[begin SUPPLIED RECORDS]
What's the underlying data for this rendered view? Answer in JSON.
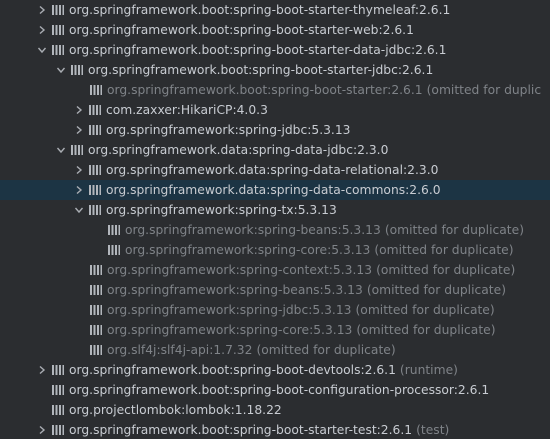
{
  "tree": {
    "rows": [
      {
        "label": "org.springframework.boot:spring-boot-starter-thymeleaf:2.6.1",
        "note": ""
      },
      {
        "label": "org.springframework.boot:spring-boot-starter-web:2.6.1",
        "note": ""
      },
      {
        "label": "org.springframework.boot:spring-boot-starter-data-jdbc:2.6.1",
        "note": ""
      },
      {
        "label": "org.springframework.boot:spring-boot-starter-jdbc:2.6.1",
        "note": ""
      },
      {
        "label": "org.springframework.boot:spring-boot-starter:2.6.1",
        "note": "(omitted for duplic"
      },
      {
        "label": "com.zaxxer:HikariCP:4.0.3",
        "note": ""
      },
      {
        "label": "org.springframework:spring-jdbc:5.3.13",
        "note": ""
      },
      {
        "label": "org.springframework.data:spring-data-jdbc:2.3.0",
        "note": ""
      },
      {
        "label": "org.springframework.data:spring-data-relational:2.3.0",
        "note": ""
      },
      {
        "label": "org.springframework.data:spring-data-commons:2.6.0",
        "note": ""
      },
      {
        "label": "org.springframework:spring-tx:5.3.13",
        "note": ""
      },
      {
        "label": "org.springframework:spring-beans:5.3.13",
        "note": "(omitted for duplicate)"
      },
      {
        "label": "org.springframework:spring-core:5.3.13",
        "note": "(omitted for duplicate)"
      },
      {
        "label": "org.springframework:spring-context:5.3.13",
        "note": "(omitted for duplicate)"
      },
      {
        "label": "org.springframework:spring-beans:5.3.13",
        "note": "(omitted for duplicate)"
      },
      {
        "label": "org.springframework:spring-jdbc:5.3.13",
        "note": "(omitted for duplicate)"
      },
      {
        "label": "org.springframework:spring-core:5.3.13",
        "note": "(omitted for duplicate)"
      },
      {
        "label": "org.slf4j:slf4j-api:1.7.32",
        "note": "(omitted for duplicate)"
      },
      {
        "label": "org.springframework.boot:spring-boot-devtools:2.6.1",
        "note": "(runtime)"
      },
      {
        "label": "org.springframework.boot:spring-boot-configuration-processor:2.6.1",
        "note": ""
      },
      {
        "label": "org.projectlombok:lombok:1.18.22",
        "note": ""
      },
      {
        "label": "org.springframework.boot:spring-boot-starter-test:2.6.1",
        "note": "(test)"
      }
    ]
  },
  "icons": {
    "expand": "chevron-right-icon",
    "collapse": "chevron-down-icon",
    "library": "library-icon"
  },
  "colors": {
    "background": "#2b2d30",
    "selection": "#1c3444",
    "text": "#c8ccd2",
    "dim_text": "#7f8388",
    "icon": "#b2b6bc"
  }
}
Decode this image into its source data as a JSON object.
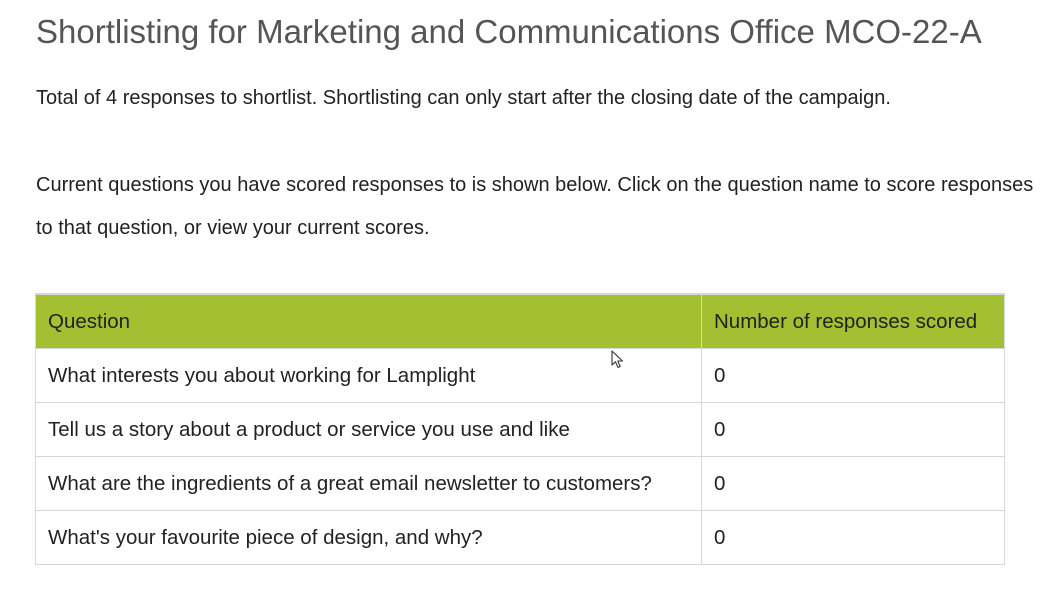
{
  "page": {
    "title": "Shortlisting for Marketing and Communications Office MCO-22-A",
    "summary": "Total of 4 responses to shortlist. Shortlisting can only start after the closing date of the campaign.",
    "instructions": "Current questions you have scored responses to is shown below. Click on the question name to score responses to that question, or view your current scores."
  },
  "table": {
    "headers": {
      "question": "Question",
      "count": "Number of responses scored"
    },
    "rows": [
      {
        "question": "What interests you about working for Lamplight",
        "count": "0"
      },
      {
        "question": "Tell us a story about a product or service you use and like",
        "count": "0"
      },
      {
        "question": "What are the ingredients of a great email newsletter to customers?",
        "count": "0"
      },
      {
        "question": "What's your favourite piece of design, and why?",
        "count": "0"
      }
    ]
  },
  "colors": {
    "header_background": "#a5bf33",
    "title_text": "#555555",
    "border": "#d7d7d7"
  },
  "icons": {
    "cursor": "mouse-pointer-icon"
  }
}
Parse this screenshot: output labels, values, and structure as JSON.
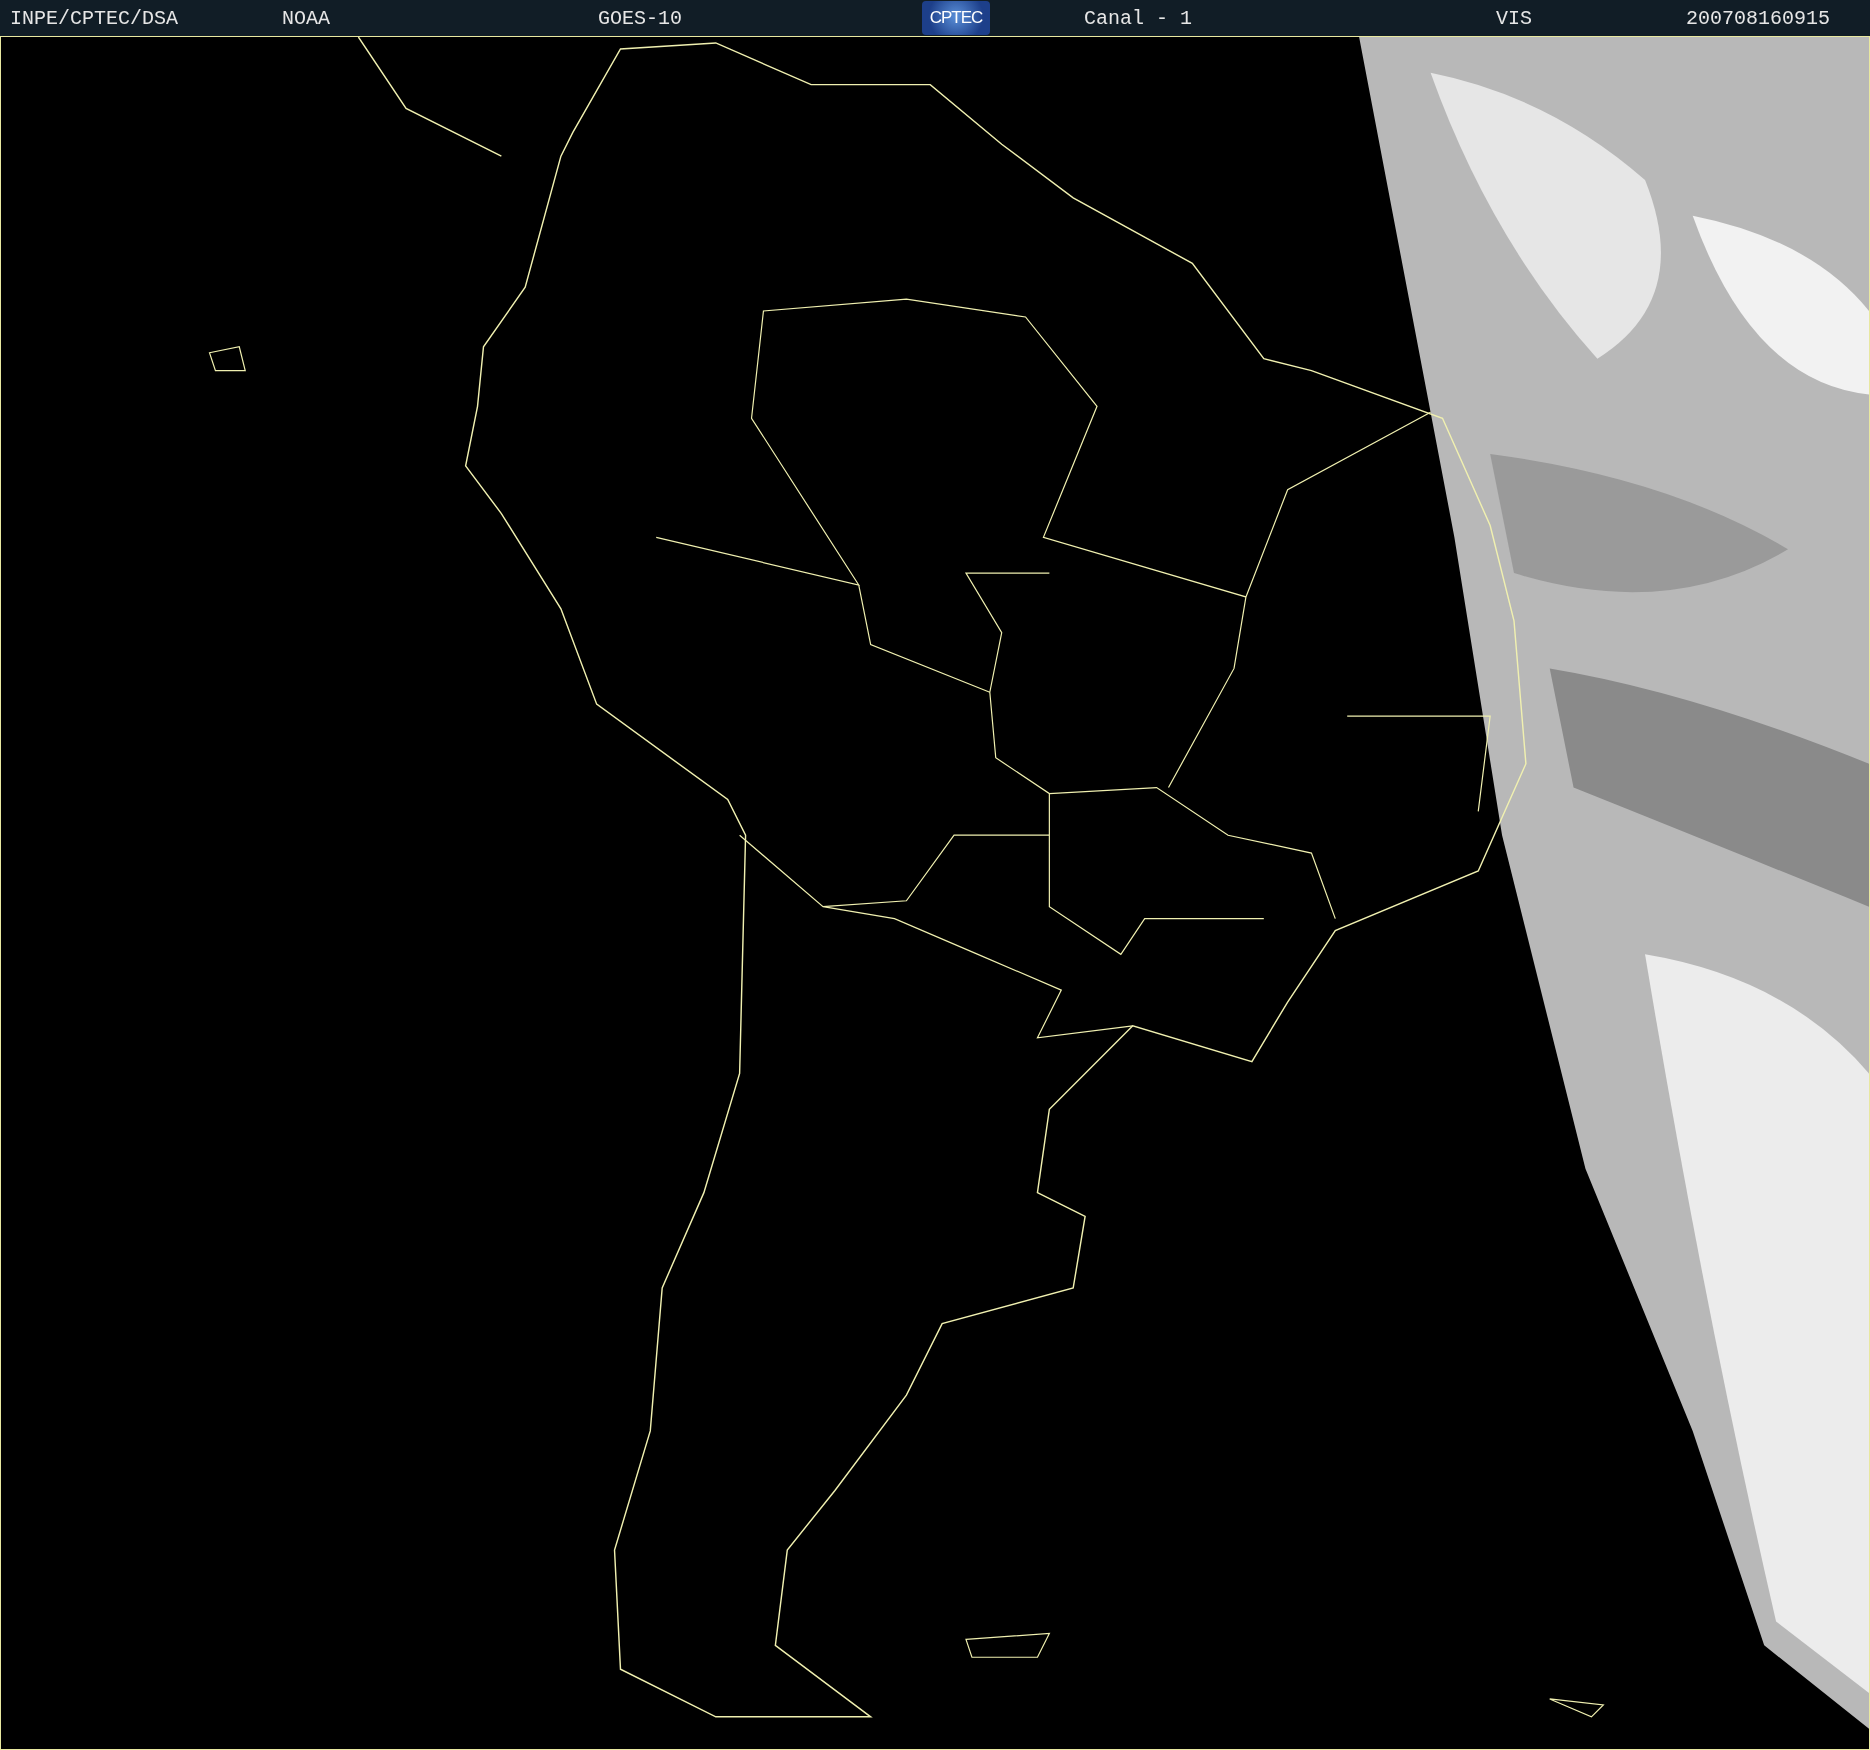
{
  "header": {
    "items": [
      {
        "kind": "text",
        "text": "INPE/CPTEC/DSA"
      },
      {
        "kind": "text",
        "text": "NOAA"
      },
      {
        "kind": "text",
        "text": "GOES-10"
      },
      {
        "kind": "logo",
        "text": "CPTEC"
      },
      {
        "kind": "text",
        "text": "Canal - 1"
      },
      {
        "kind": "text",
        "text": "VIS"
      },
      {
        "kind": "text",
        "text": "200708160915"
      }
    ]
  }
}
[end SUPPLIED RECORDS]
REQUEST => Show every line where the string "What" appears.

SOLUTION TO THIS EXERCISE =>
What's the underlying data for this rendered view? Answer in JSON.
        "question": "What interests you about working for Lamplight",
        "question": "What are the ingredients of a great email newsletter to customers?",
        "question": "What's your favourite piece of design, and why?",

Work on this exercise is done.